- INSTRUCTIONS FOR THE TASK
The listing must be reproduced in full, exactly as it stands.
-=-=-
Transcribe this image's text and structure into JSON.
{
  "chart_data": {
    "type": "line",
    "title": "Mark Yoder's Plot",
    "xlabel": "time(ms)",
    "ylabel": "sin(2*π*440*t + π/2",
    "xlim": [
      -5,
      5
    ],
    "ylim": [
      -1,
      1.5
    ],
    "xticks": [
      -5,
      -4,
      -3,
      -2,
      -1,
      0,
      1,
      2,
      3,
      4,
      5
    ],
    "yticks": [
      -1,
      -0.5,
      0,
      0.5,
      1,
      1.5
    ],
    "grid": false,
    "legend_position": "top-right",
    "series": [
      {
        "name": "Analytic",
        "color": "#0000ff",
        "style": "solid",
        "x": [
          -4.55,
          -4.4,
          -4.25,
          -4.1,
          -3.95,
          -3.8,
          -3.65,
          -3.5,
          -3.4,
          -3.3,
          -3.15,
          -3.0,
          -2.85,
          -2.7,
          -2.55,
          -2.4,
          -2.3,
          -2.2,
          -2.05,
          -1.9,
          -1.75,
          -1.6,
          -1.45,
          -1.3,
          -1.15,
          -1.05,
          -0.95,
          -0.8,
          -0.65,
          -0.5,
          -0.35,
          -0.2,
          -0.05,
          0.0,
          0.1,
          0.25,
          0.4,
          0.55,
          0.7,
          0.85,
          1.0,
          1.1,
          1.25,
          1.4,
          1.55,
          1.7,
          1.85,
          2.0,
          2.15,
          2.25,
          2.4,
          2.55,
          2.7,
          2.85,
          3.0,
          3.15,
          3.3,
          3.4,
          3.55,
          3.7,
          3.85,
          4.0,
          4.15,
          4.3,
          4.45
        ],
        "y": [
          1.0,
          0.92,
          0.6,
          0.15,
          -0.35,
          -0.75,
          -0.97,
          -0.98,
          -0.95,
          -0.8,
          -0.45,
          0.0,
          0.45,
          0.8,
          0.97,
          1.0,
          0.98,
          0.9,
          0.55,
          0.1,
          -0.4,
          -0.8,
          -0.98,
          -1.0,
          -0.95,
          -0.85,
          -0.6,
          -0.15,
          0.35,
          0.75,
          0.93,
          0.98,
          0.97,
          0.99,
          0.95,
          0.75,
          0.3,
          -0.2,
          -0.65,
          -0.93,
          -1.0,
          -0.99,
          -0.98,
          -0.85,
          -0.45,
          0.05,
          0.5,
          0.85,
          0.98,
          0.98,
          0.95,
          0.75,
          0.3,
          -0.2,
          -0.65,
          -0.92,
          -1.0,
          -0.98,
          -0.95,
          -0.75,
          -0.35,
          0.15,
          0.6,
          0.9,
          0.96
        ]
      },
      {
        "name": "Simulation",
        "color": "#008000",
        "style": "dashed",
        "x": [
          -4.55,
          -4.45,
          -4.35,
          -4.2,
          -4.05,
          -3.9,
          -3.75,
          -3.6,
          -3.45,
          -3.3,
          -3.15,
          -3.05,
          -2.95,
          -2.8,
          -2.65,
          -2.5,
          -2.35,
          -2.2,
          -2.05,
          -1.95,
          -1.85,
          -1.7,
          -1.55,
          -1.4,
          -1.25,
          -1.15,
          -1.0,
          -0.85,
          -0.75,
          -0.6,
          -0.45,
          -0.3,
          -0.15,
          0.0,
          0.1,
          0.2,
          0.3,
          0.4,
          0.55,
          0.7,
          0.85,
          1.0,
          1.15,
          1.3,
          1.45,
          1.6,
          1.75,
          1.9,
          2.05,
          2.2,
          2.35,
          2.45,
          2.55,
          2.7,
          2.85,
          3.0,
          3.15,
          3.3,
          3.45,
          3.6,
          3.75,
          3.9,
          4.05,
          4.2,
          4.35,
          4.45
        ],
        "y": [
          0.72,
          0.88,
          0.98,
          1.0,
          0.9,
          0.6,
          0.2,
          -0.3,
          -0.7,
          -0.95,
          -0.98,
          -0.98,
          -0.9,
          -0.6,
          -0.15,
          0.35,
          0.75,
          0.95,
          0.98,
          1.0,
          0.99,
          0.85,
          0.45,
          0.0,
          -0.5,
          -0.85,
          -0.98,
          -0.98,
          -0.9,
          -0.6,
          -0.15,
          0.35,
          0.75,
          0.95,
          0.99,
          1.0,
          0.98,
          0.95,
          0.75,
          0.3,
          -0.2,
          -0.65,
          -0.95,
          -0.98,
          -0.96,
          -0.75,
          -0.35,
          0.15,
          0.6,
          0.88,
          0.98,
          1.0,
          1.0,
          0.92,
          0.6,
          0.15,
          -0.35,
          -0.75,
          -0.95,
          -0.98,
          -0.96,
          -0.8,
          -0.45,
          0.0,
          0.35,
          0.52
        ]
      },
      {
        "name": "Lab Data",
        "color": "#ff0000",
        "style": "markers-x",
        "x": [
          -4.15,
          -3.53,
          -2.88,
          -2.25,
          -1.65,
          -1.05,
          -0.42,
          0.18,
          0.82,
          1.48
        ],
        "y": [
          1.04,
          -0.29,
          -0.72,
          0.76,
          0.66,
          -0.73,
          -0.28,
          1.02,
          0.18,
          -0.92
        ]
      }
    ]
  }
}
-=-=-
- EXPECTED ANSWER
Transcribe this image's text and structure into JSON.
{
  "chart_data": {
    "type": "line",
    "title": "Mark Yoder's Plot",
    "xlabel": "time(ms)",
    "ylabel": "sin(2*π*440*t + π/2",
    "xlim": [
      -5,
      5
    ],
    "ylim": [
      -1,
      1.5
    ],
    "xticks": [
      -5,
      -4,
      -3,
      -2,
      -1,
      0,
      1,
      2,
      3,
      4,
      5
    ],
    "yticks": [
      -1,
      -0.5,
      0,
      0.5,
      1,
      1.5
    ],
    "grid": false,
    "legend_position": "top-right",
    "series": [
      {
        "name": "Analytic",
        "color": "#0000ff",
        "style": "solid",
        "x": [
          -4.55,
          -4.4,
          -4.25,
          -4.1,
          -3.95,
          -3.8,
          -3.65,
          -3.5,
          -3.4,
          -3.3,
          -3.15,
          -3.0,
          -2.85,
          -2.7,
          -2.55,
          -2.4,
          -2.3,
          -2.2,
          -2.05,
          -1.9,
          -1.75,
          -1.6,
          -1.45,
          -1.3,
          -1.15,
          -1.05,
          -0.95,
          -0.8,
          -0.65,
          -0.5,
          -0.35,
          -0.2,
          -0.05,
          0.0,
          0.1,
          0.25,
          0.4,
          0.55,
          0.7,
          0.85,
          1.0,
          1.1,
          1.25,
          1.4,
          1.55,
          1.7,
          1.85,
          2.0,
          2.15,
          2.25,
          2.4,
          2.55,
          2.7,
          2.85,
          3.0,
          3.15,
          3.3,
          3.4,
          3.55,
          3.7,
          3.85,
          4.0,
          4.15,
          4.3,
          4.45
        ],
        "y": [
          1.0,
          0.92,
          0.6,
          0.15,
          -0.35,
          -0.75,
          -0.97,
          -0.98,
          -0.95,
          -0.8,
          -0.45,
          0.0,
          0.45,
          0.8,
          0.97,
          1.0,
          0.98,
          0.9,
          0.55,
          0.1,
          -0.4,
          -0.8,
          -0.98,
          -1.0,
          -0.95,
          -0.85,
          -0.6,
          -0.15,
          0.35,
          0.75,
          0.93,
          0.98,
          0.97,
          0.99,
          0.95,
          0.75,
          0.3,
          -0.2,
          -0.65,
          -0.93,
          -1.0,
          -0.99,
          -0.98,
          -0.85,
          -0.45,
          0.05,
          0.5,
          0.85,
          0.98,
          0.98,
          0.95,
          0.75,
          0.3,
          -0.2,
          -0.65,
          -0.92,
          -1.0,
          -0.98,
          -0.95,
          -0.75,
          -0.35,
          0.15,
          0.6,
          0.9,
          0.96
        ]
      },
      {
        "name": "Simulation",
        "color": "#008000",
        "style": "dashed",
        "x": [
          -4.55,
          -4.45,
          -4.35,
          -4.2,
          -4.05,
          -3.9,
          -3.75,
          -3.6,
          -3.45,
          -3.3,
          -3.15,
          -3.05,
          -2.95,
          -2.8,
          -2.65,
          -2.5,
          -2.35,
          -2.2,
          -2.05,
          -1.95,
          -1.85,
          -1.7,
          -1.55,
          -1.4,
          -1.25,
          -1.15,
          -1.0,
          -0.85,
          -0.75,
          -0.6,
          -0.45,
          -0.3,
          -0.15,
          0.0,
          0.1,
          0.2,
          0.3,
          0.4,
          0.55,
          0.7,
          0.85,
          1.0,
          1.15,
          1.3,
          1.45,
          1.6,
          1.75,
          1.9,
          2.05,
          2.2,
          2.35,
          2.45,
          2.55,
          2.7,
          2.85,
          3.0,
          3.15,
          3.3,
          3.45,
          3.6,
          3.75,
          3.9,
          4.05,
          4.2,
          4.35,
          4.45
        ],
        "y": [
          0.72,
          0.88,
          0.98,
          1.0,
          0.9,
          0.6,
          0.2,
          -0.3,
          -0.7,
          -0.95,
          -0.98,
          -0.98,
          -0.9,
          -0.6,
          -0.15,
          0.35,
          0.75,
          0.95,
          0.98,
          1.0,
          0.99,
          0.85,
          0.45,
          0.0,
          -0.5,
          -0.85,
          -0.98,
          -0.98,
          -0.9,
          -0.6,
          -0.15,
          0.35,
          0.75,
          0.95,
          0.99,
          1.0,
          0.98,
          0.95,
          0.75,
          0.3,
          -0.2,
          -0.65,
          -0.95,
          -0.98,
          -0.96,
          -0.75,
          -0.35,
          0.15,
          0.6,
          0.88,
          0.98,
          1.0,
          1.0,
          0.92,
          0.6,
          0.15,
          -0.35,
          -0.75,
          -0.95,
          -0.98,
          -0.96,
          -0.8,
          -0.45,
          0.0,
          0.35,
          0.52
        ]
      },
      {
        "name": "Lab Data",
        "color": "#ff0000",
        "style": "markers-x",
        "x": [
          -4.15,
          -3.53,
          -2.88,
          -2.25,
          -1.65,
          -1.05,
          -0.42,
          0.18,
          0.82,
          1.48
        ],
        "y": [
          1.04,
          -0.29,
          -0.72,
          0.76,
          0.66,
          -0.73,
          -0.28,
          1.02,
          0.18,
          -0.92
        ]
      }
    ]
  }
}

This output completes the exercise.